### WORK REQUIRED
Without altering anything, repeat each of the records.

### EXTRACTED DATA
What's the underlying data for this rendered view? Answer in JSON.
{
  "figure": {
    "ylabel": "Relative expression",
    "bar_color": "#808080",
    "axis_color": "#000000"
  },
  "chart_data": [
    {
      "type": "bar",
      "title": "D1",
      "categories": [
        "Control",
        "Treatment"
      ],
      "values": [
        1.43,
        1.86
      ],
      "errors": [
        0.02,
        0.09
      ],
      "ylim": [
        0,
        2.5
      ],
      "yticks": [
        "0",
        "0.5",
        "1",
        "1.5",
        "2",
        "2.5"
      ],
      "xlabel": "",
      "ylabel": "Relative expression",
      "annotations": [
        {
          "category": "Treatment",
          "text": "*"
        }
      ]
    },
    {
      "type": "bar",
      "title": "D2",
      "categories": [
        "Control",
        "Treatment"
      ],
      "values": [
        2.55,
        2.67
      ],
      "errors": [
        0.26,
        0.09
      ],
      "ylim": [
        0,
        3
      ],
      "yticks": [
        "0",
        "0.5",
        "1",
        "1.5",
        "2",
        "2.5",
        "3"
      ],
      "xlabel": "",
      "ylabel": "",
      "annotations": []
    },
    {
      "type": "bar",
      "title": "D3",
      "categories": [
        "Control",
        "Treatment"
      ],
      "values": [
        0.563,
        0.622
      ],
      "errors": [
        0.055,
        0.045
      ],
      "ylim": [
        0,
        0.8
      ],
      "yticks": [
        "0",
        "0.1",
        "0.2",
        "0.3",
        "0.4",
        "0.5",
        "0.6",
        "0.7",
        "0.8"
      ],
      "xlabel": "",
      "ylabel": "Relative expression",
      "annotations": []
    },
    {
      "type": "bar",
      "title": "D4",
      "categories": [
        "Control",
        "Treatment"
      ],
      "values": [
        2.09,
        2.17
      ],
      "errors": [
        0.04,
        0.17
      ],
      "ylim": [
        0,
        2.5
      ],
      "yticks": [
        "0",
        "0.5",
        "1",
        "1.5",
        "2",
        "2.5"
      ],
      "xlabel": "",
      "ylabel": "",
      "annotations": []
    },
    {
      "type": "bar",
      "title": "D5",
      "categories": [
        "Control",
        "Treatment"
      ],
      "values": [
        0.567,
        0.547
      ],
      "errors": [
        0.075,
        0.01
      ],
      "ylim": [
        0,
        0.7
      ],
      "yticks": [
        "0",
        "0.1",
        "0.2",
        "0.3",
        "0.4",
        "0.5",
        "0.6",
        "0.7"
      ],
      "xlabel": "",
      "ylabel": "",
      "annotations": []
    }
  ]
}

### COMPLETE RESPONSE
What's the underlying data for this rendered view? Answer in JSON.
{
  "figure": {
    "ylabel": "Relative expression",
    "bar_color": "#808080",
    "axis_color": "#000000"
  },
  "chart_data": [
    {
      "type": "bar",
      "title": "D1",
      "categories": [
        "Control",
        "Treatment"
      ],
      "values": [
        1.43,
        1.86
      ],
      "errors": [
        0.02,
        0.09
      ],
      "ylim": [
        0,
        2.5
      ],
      "yticks": [
        "0",
        "0.5",
        "1",
        "1.5",
        "2",
        "2.5"
      ],
      "xlabel": "",
      "ylabel": "Relative expression",
      "annotations": [
        {
          "category": "Treatment",
          "text": "*"
        }
      ]
    },
    {
      "type": "bar",
      "title": "D2",
      "categories": [
        "Control",
        "Treatment"
      ],
      "values": [
        2.55,
        2.67
      ],
      "errors": [
        0.26,
        0.09
      ],
      "ylim": [
        0,
        3
      ],
      "yticks": [
        "0",
        "0.5",
        "1",
        "1.5",
        "2",
        "2.5",
        "3"
      ],
      "xlabel": "",
      "ylabel": "",
      "annotations": []
    },
    {
      "type": "bar",
      "title": "D3",
      "categories": [
        "Control",
        "Treatment"
      ],
      "values": [
        0.563,
        0.622
      ],
      "errors": [
        0.055,
        0.045
      ],
      "ylim": [
        0,
        0.8
      ],
      "yticks": [
        "0",
        "0.1",
        "0.2",
        "0.3",
        "0.4",
        "0.5",
        "0.6",
        "0.7",
        "0.8"
      ],
      "xlabel": "",
      "ylabel": "Relative expression",
      "annotations": []
    },
    {
      "type": "bar",
      "title": "D4",
      "categories": [
        "Control",
        "Treatment"
      ],
      "values": [
        2.09,
        2.17
      ],
      "errors": [
        0.04,
        0.17
      ],
      "ylim": [
        0,
        2.5
      ],
      "yticks": [
        "0",
        "0.5",
        "1",
        "1.5",
        "2",
        "2.5"
      ],
      "xlabel": "",
      "ylabel": "",
      "annotations": []
    },
    {
      "type": "bar",
      "title": "D5",
      "categories": [
        "Control",
        "Treatment"
      ],
      "values": [
        0.567,
        0.547
      ],
      "errors": [
        0.075,
        0.01
      ],
      "ylim": [
        0,
        0.7
      ],
      "yticks": [
        "0",
        "0.1",
        "0.2",
        "0.3",
        "0.4",
        "0.5",
        "0.6",
        "0.7"
      ],
      "xlabel": "",
      "ylabel": "",
      "annotations": []
    }
  ]
}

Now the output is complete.